[Written instruction] Copy out every line in the entries below that includes "clerk".

BEGIN Dataset excerpts

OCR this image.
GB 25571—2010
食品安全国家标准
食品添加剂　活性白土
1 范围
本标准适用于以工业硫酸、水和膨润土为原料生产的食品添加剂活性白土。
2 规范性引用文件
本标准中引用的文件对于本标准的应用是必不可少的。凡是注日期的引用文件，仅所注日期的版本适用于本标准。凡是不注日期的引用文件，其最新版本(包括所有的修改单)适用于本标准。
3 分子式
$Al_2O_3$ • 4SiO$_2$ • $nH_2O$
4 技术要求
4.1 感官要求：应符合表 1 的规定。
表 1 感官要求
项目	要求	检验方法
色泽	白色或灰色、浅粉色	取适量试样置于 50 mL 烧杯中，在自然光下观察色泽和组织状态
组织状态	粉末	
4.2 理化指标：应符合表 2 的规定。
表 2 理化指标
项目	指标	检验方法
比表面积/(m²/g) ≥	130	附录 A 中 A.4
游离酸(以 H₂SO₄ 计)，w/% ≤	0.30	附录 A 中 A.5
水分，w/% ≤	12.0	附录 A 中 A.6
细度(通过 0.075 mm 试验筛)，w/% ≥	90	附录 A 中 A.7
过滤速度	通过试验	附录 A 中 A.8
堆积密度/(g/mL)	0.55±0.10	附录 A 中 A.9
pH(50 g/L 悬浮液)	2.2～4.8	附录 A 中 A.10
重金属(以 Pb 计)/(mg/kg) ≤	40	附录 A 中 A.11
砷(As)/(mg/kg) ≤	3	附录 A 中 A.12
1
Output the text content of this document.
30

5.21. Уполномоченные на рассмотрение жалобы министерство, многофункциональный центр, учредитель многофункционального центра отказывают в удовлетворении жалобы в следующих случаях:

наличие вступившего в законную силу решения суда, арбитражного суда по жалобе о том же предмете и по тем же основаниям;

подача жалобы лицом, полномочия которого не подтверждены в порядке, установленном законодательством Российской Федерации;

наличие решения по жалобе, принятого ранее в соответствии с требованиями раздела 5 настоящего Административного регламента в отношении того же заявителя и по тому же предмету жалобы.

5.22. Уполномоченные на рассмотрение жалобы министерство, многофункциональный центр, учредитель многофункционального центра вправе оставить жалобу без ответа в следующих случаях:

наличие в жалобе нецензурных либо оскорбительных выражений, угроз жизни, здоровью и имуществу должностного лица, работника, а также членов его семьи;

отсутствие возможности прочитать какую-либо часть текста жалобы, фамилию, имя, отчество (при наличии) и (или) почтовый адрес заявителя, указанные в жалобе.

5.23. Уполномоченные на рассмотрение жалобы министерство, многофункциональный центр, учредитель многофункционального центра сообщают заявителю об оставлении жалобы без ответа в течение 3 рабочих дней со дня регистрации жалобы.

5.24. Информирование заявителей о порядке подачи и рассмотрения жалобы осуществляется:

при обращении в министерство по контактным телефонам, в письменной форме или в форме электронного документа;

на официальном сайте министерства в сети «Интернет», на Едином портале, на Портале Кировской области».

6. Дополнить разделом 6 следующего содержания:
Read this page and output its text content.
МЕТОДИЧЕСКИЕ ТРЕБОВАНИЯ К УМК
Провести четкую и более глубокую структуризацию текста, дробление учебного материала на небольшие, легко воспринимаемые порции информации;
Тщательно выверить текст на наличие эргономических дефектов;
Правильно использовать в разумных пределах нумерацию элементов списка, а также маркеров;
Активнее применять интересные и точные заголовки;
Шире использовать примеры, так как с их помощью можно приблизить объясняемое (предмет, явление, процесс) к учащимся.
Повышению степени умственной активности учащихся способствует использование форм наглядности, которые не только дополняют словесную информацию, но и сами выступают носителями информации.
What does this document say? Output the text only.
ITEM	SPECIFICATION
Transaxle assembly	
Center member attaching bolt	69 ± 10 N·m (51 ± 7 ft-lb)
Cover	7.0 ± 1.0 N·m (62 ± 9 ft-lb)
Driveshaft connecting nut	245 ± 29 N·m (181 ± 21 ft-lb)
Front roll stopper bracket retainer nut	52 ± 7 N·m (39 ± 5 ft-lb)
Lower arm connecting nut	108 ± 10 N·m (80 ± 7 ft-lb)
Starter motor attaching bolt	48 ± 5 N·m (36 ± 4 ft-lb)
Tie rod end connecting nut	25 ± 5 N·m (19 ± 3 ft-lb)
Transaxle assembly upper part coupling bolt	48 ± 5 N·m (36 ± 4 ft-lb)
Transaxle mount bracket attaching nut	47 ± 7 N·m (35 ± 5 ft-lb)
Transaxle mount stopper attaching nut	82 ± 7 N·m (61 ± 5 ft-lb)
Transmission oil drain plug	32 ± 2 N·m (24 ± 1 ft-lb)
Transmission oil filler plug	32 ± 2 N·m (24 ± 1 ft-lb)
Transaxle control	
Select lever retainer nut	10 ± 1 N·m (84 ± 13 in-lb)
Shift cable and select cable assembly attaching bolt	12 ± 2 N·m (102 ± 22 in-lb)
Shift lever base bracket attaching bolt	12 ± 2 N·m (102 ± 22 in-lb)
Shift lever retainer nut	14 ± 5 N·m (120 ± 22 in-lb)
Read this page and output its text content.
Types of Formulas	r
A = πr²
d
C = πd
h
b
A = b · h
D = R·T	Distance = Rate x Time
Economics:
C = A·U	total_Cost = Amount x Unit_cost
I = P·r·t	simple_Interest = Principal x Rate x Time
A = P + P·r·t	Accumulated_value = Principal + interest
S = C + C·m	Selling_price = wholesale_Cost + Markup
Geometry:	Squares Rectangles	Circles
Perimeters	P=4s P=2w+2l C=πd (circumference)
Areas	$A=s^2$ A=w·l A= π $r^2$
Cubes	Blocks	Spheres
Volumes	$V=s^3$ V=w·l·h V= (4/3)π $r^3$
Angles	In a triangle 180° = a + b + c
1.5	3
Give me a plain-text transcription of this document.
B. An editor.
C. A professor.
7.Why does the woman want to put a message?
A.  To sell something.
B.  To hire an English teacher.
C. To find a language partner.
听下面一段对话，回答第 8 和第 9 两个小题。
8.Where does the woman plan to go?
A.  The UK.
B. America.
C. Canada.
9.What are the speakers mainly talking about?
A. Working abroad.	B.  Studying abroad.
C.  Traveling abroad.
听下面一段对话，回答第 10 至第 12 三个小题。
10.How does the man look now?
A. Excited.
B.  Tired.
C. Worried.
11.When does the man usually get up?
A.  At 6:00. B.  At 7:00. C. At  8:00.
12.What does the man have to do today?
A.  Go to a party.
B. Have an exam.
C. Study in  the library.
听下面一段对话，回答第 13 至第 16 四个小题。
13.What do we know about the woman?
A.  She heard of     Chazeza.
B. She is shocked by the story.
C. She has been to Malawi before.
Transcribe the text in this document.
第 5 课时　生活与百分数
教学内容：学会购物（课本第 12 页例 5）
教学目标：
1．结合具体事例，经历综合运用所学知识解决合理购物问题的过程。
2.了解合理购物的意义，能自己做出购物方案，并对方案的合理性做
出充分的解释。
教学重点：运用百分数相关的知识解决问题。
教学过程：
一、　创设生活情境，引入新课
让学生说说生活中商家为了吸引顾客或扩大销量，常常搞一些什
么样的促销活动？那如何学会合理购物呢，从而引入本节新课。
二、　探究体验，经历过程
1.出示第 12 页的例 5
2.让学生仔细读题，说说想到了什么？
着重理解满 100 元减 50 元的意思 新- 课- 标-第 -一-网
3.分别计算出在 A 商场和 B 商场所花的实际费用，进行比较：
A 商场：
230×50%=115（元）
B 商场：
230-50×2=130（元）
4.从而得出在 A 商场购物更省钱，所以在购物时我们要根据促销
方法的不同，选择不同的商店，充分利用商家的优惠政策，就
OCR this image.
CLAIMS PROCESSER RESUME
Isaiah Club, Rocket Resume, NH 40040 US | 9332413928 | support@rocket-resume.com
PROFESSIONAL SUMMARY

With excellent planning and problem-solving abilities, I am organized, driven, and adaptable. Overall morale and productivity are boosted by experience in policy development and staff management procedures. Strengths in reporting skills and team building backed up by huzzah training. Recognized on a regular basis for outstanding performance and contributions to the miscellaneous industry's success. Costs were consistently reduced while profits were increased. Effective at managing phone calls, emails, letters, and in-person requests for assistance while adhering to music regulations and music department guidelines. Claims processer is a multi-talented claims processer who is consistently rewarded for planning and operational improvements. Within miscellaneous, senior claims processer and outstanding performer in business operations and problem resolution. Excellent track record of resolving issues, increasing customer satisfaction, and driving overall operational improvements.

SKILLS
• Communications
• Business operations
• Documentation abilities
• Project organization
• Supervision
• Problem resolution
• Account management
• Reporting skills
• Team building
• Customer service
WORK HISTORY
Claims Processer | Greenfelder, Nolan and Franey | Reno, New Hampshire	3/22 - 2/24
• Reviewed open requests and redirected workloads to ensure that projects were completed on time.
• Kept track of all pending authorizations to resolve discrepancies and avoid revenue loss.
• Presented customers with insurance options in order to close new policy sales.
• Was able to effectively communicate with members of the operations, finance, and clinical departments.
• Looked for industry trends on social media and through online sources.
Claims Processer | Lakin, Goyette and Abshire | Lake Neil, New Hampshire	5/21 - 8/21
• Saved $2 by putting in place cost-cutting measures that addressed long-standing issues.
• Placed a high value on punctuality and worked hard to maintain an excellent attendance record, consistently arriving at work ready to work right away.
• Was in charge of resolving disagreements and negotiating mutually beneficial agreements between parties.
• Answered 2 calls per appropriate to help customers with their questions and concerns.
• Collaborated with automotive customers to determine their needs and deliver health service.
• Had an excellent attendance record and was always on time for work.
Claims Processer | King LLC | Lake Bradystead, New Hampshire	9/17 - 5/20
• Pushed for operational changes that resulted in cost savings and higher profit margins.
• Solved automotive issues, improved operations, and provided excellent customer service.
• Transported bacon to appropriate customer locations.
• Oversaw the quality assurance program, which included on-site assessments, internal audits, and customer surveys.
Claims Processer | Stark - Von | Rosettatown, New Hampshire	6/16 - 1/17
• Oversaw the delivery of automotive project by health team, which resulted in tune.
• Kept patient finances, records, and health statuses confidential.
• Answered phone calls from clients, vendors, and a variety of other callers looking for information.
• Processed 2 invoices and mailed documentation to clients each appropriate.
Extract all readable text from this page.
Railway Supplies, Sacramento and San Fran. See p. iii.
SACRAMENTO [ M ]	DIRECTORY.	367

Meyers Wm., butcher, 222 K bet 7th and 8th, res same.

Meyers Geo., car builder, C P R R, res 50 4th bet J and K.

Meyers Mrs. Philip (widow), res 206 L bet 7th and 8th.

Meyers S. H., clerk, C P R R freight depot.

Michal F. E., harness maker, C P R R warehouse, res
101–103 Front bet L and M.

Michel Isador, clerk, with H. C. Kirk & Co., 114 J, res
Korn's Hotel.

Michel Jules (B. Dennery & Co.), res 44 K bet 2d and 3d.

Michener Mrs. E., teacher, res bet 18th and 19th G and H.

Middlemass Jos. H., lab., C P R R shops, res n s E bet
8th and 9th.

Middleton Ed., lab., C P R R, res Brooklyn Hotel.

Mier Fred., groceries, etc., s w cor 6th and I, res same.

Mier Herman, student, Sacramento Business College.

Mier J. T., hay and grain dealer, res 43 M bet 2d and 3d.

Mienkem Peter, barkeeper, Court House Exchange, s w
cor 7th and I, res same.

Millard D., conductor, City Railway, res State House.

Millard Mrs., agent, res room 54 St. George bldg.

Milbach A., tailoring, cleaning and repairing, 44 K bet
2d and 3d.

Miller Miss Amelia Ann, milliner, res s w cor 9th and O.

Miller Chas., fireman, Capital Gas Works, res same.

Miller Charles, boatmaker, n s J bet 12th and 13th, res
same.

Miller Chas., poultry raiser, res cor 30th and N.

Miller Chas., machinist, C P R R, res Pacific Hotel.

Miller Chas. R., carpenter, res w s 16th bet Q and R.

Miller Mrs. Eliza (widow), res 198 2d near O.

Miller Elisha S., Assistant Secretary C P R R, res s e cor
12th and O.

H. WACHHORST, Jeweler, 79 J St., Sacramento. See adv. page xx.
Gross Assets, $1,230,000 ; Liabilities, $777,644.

END Dataset excerpts

[Solution for this problem]
Meyers S. H., clerk, C P R R freight depot.
Michel Isador, clerk, with H. C. Kirk & Co., 114 J, res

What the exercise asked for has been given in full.